▶ **STATED TASK A**
Reproduce the stretch of the Semgrep post from "Now before anyone" through "announced last week.".

▶ **DOCUMENT EXCERPT**
_ _ _ _ _ _ _

What’s going on with (Sem|open)grep?
Introduction
A few weeks back I found myself in the Semgrep slack channel trying to find out whether the extensive effort I had put into developing a set of custom security vulnerability detections as part of my work for one of my main clients was about to go out the window.
The reason was Semgrep’s recent announcement that it would be removing certain functionality from its command line tool.
What I discovered was that some of my rules would no longer work but that since I was lucky enough to be working with the SARIF output and not the JSON output, the extensive “nosemgrep” suppression I had put in place, allowing me to document rule exceptions inline in the code would still operate.
Now before anyone starts accusing me of freeloading for not wanting to login or pay for Semgrep, these detections were my own self written rules, being integrated into existing Semgrep scans, which themselves were being run using Semgrep’s LGPL licenced engine, through a vendor who has Semgrep’s explicit blessing to do this.
Having discovered that the only casualty of the change was my join mode rules, I continued building my detections but with a continued sense of concern about what the future would hold for them…
It was therefore with mixed emotions that I read about the Opengrep fork of the Semgrep engine which was announced last week.
One of the reasons for the mixed emotions was the volume of misinformation being generated about what Semgrep had done and I tried to clarify things slightly in a social media post.
There still seems to be a lot of confusion though so I thought I would try and summarise where we are so far and what I hope to see from this development.
What is Semgrep?
Semgrep is a fast, open-source, static analysis tool that searches code, finds bugs, and enforces secure guardrails and coding standards. Semgrep supports 30+ languages and can run in an IDE, as a pre-commit check, and as part of CI/CD workflows.
Semgrep is semantic grep for code. While running grep "2"
would only match the exact string 2
, Semgrep would match x = 1; y = x + 1
when searching for 2
. Semgrep rules look like the code you already write; no abstract syntax trees, regex wrestling, or painful DSLs.
https://github.com/semgrep/semgrep?tab=readme-ov-file#–code-scanning-at-ludicrous-speed
So what does that mean? Basically, Semgrep lets you write really simple rules to find particular patterns in a bunch of different coding languages. The tool can be run simply on the command line making it super flexible for where it can be used and it is generally very fast.
The core engine is considered Open Source Software licensed under the LGPL and until the recent change was actually called “Semgrep OSS”.
Semgrep has a library with a wide set of rules. Some of these are available to use without a subscription however they have always been licenced less permissively than the core engine.

_ _ _ _ _ _ _

▶ **RECORDS TO PROCESS**
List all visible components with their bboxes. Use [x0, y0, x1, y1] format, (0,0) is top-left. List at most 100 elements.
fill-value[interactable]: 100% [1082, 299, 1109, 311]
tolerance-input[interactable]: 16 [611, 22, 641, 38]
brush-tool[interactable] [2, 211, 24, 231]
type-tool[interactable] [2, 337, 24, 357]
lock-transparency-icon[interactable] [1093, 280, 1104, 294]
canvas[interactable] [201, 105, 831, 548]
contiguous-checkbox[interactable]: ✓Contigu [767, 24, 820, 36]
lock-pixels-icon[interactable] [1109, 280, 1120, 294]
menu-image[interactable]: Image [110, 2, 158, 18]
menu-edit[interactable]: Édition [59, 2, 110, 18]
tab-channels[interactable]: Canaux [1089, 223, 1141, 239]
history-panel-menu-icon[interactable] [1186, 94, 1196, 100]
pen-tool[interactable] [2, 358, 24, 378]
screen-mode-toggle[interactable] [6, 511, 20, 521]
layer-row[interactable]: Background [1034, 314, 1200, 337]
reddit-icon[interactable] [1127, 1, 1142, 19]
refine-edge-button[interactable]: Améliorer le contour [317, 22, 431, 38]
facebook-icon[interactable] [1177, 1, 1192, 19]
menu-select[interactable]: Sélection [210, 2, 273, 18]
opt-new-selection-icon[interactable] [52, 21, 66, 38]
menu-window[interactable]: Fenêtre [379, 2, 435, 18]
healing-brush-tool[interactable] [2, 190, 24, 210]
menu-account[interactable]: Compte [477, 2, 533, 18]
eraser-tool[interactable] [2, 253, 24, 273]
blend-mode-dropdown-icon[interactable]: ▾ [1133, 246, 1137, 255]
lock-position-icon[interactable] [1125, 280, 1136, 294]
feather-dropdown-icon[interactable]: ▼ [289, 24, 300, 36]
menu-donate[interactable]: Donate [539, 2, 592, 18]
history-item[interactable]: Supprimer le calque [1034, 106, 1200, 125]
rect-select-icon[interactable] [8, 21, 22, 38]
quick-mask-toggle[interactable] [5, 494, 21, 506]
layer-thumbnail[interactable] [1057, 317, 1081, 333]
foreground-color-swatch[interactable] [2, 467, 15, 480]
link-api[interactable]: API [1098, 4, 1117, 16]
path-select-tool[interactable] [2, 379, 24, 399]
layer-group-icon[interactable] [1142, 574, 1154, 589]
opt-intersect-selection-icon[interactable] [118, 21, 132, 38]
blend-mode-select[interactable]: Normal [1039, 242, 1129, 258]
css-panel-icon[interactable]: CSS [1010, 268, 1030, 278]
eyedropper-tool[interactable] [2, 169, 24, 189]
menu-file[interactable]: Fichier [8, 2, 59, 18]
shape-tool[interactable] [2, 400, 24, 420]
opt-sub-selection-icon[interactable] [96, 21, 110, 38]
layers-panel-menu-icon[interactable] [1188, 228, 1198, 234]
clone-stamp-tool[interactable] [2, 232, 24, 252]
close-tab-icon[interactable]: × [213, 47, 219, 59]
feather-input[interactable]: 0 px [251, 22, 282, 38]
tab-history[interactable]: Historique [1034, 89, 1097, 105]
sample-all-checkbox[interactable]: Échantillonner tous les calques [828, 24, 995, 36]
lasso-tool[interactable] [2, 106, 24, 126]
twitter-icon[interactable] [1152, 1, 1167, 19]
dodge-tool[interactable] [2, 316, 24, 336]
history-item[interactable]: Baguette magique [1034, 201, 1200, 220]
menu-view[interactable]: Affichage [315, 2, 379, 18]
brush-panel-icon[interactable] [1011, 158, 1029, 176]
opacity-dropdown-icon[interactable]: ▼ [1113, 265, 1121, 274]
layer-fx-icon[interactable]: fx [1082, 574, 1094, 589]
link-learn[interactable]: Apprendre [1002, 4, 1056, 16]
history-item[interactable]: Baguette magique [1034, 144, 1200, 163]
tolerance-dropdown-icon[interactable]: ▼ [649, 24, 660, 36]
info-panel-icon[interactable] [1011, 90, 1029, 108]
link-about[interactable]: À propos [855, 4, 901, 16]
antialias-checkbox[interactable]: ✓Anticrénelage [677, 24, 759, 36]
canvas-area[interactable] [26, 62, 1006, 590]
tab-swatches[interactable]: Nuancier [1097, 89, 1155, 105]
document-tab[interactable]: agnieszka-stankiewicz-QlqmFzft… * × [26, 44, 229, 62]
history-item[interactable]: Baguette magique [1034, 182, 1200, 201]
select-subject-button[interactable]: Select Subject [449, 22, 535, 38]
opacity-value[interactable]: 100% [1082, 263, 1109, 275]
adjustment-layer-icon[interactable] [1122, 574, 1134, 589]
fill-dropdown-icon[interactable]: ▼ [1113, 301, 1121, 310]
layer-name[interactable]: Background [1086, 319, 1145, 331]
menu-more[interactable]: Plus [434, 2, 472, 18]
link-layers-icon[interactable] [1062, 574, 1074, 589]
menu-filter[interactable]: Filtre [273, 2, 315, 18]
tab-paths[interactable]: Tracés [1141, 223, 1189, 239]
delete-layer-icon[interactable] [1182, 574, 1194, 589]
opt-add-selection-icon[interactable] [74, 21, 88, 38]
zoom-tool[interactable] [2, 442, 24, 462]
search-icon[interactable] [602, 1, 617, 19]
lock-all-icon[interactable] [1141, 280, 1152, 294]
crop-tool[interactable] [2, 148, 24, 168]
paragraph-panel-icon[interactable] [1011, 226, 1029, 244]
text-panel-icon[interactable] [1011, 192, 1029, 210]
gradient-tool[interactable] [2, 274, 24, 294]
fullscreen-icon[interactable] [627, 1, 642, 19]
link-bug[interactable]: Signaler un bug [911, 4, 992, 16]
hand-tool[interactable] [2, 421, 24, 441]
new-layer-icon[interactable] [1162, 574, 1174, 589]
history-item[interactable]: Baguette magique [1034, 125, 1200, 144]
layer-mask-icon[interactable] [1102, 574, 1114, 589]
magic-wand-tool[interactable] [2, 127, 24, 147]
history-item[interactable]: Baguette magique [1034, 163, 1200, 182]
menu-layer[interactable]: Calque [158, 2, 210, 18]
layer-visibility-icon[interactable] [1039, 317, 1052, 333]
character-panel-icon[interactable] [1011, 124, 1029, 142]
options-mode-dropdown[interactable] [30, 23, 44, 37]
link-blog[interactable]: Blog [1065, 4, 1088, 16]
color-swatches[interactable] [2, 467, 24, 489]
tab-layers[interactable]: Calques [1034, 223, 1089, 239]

_ _ _ _ _ _ _

▶ **STATED TASK B**
Write out the stretch of the listing from its first line through the line containing "tab-channels[interactable]: Canaux [1089, 223, 1141, 239]", including that line.

▶ **COMPLETE OUTPUT A**
Now before anyone starts accusing me of freeloading for not wanting to login or pay for Semgrep, these detections were my own self written rules, being integrated into existing Semgrep scans, which themselves were being run using Semgrep’s LGPL licenced engine, through a vendor who has Semgrep’s explicit blessing to do this.
Having discovered that the only casualty of the change was my join mode rules, I continued building my detections but with a continued sense of concern about what the future would hold for them…
It was therefore with mixed emotions that I read about the Opengrep fork of the Semgrep engine which was announced last week.

▶ **COMPLETE OUTPUT B**
List all visible components with their bboxes. Use [x0, y0, x1, y1] format, (0,0) is top-left. List at most 100 elements.
fill-value[interactable]: 100% [1082, 299, 1109, 311]
tolerance-input[interactable]: 16 [611, 22, 641, 38]
brush-tool[interactable] [2, 211, 24, 231]
type-tool[interactable] [2, 337, 24, 357]
lock-transparency-icon[interactable] [1093, 280, 1104, 294]
canvas[interactable] [201, 105, 831, 548]
contiguous-checkbox[interactable]: ✓Contigu [767, 24, 820, 36]
lock-pixels-icon[interactable] [1109, 280, 1120, 294]
menu-image[interactable]: Image [110, 2, 158, 18]
menu-edit[interactable]: Édition [59, 2, 110, 18]
tab-channels[interactable]: Canaux [1089, 223, 1141, 239]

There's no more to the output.